--- START OF ENTRIES ---

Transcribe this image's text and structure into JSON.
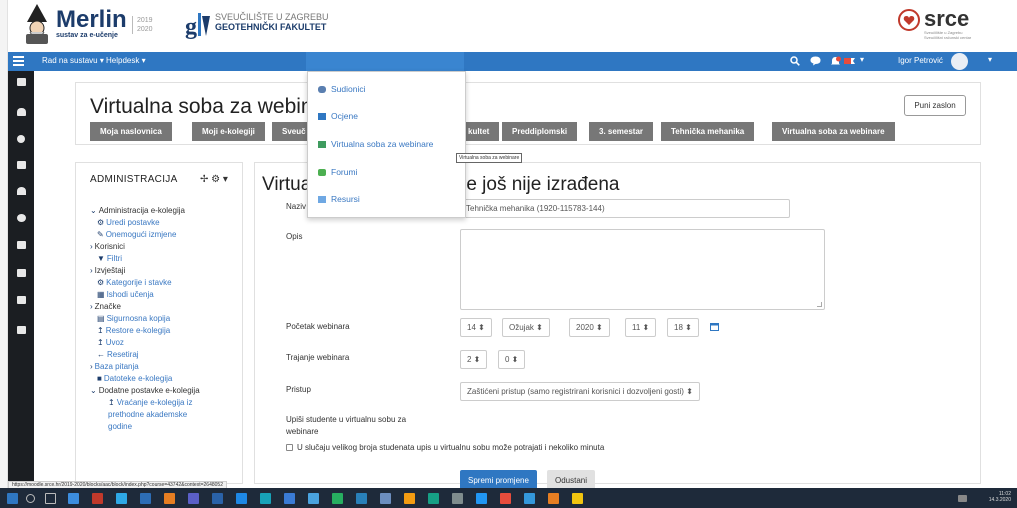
{
  "header": {
    "merlin_brand": "Merlin",
    "merlin_tagline": "sustav za e-učenje",
    "merlin_years": [
      "2019",
      "2020"
    ],
    "university": "SVEUČILIŠTE U ZAGREBU",
    "faculty": "GEOTEHNIČKI FAKULTET",
    "srce_brand": "srce",
    "srce_sub": [
      "Sveučilište u Zagrebu",
      "Sveučilišni računski centar"
    ]
  },
  "navbar": {
    "menu1": "Rad na sustavu ▾",
    "menu2": "Helpdesk ▾",
    "user_name": "Igor Petrović"
  },
  "page": {
    "title": "Virtualna soba za webinare",
    "fullscreen": "Puni zaslon",
    "breadcrumbs": [
      "Moja naslovnica",
      "Moji e-kolegiji",
      "Sveuč",
      "kultet",
      "Preddiplomski",
      "3. semestar",
      "Tehnička mehanika",
      "Virtualna soba za webinare"
    ]
  },
  "dropdown": {
    "items": [
      "Sudionici",
      "Ocjene",
      "Virtualna soba za webinare",
      "Forumi",
      "Resursi"
    ],
    "tooltip": "Virtualna soba za webinare"
  },
  "admin": {
    "title": "ADMINISTRACIJA",
    "tree": [
      "Administracija e-kolegija",
      "Uredi postavke",
      "Onemogući izmjene",
      "Korisnici",
      "Filtri",
      "Izvještaji",
      "Kategorije i stavke",
      "Ishodi učenja",
      "Značke",
      "Sigurnosna kopija",
      "Restore e-kolegija",
      "Uvoz",
      "Resetiraj",
      "Baza pitanja",
      "Datoteke e-kolegija",
      "Dodatne postavke e-kolegija",
      "Vraćanje e-kolegija iz",
      "prethodne akademske",
      "godine"
    ]
  },
  "content": {
    "title_visible": "re još nije izrađena",
    "title_prefix": "Virtua",
    "fields": {
      "name_label": "Naziv",
      "name_value": "Tehnička mehanika (1920-115783-144)",
      "desc_label": "Opis",
      "start_label": "Početak webinara",
      "start_day": "14",
      "start_month": "Ožujak",
      "start_year": "2020",
      "start_hour": "11",
      "start_minute": "18",
      "duration_label": "Trajanje webinara",
      "duration_hours": "2",
      "duration_minutes": "0",
      "access_label": "Pristup",
      "access_value": "Zaštićeni pristup (samo registrirani korisnici i dozvoljeni gosti)",
      "enroll_label_1": "Upiši studente u virtualnu sobu za",
      "enroll_label_2": "webinare",
      "enroll_note": "U slučaju velikog broja studenata upis u virtualnu sobu može potrajati i nekoliko minuta"
    },
    "save_button": "Spremi promjene",
    "cancel_button": "Odustani"
  },
  "status_url": "https://moodle.srce.hr/2019-2020/blocks/aac/block/index.php?course=43742&context=2648052",
  "taskbar": {
    "time": "11:02",
    "date": "14.3.2020"
  }
}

--- END OF ENTRIES ---

TASK STATEMENT —
Copy out every line of the material above exactly, skipping the pictures.

EXERCISE SOLUTION —
Transcribe this image's text and structure into JSON.
{
  "header": {
    "merlin_brand": "Merlin",
    "merlin_tagline": "sustav za e-učenje",
    "merlin_years": [
      "2019",
      "2020"
    ],
    "university": "SVEUČILIŠTE U ZAGREBU",
    "faculty": "GEOTEHNIČKI FAKULTET",
    "srce_brand": "srce",
    "srce_sub": [
      "Sveučilište u Zagrebu",
      "Sveučilišni računski centar"
    ]
  },
  "navbar": {
    "menu1": "Rad na sustavu ▾",
    "menu2": "Helpdesk ▾",
    "user_name": "Igor Petrović"
  },
  "page": {
    "title": "Virtualna soba za webinare",
    "fullscreen": "Puni zaslon",
    "breadcrumbs": [
      "Moja naslovnica",
      "Moji e-kolegiji",
      "Sveuč",
      "kultet",
      "Preddiplomski",
      "3. semestar",
      "Tehnička mehanika",
      "Virtualna soba za webinare"
    ]
  },
  "dropdown": {
    "items": [
      "Sudionici",
      "Ocjene",
      "Virtualna soba za webinare",
      "Forumi",
      "Resursi"
    ],
    "tooltip": "Virtualna soba za webinare"
  },
  "admin": {
    "title": "ADMINISTRACIJA",
    "tree": [
      "Administracija e-kolegija",
      "Uredi postavke",
      "Onemogući izmjene",
      "Korisnici",
      "Filtri",
      "Izvještaji",
      "Kategorije i stavke",
      "Ishodi učenja",
      "Značke",
      "Sigurnosna kopija",
      "Restore e-kolegija",
      "Uvoz",
      "Resetiraj",
      "Baza pitanja",
      "Datoteke e-kolegija",
      "Dodatne postavke e-kolegija",
      "Vraćanje e-kolegija iz",
      "prethodne akademske",
      "godine"
    ]
  },
  "content": {
    "title_visible": "re još nije izrađena",
    "title_prefix": "Virtua",
    "fields": {
      "name_label": "Naziv",
      "name_value": "Tehnička mehanika (1920-115783-144)",
      "desc_label": "Opis",
      "start_label": "Početak webinara",
      "start_day": "14",
      "start_month": "Ožujak",
      "start_year": "2020",
      "start_hour": "11",
      "start_minute": "18",
      "duration_label": "Trajanje webinara",
      "duration_hours": "2",
      "duration_minutes": "0",
      "access_label": "Pristup",
      "access_value": "Zaštićeni pristup (samo registrirani korisnici i dozvoljeni gosti)",
      "enroll_label_1": "Upiši studente u virtualnu sobu za",
      "enroll_label_2": "webinare",
      "enroll_note": "U slučaju velikog broja studenata upis u virtualnu sobu može potrajati i nekoliko minuta"
    },
    "save_button": "Spremi promjene",
    "cancel_button": "Odustani"
  },
  "status_url": "https://moodle.srce.hr/2019-2020/blocks/aac/block/index.php?course=43742&context=2648052",
  "taskbar": {
    "time": "11:02",
    "date": "14.3.2020"
  }
}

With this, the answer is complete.